Work task: Using the records below, filter for lines that contain the string "system" and copy them out.
----
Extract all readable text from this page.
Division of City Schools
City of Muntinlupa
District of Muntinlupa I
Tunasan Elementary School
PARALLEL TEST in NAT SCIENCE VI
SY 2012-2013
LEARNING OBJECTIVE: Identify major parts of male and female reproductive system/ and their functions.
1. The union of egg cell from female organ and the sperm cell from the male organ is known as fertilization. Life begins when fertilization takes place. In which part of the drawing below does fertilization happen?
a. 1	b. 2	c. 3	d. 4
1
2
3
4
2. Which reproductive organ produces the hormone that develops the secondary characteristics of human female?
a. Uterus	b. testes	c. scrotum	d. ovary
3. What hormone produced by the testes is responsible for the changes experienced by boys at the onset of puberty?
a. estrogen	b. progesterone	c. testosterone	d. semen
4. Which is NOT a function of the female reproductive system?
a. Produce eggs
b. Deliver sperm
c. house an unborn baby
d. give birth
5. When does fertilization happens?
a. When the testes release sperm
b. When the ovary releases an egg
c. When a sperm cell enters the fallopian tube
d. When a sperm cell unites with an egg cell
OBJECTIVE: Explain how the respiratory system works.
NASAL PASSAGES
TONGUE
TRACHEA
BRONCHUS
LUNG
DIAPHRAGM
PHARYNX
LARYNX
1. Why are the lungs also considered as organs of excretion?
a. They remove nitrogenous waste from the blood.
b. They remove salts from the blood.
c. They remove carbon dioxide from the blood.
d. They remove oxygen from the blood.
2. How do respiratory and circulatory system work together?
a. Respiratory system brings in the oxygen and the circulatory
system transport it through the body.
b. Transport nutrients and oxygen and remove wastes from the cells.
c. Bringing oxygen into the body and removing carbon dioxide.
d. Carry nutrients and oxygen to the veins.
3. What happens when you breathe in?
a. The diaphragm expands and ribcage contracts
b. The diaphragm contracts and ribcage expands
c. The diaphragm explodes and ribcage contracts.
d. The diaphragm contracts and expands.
----
Output for this task:
LEARNING OBJECTIVE: Identify major parts of male and female reproductive system/ and their functions.
4. Which is NOT a function of the female reproductive system?
OBJECTIVE: Explain how the respiratory system works.
2. How do respiratory and circulatory system work together?
a. Respiratory system brings in the oxygen and the circulatory
system transport it through the body.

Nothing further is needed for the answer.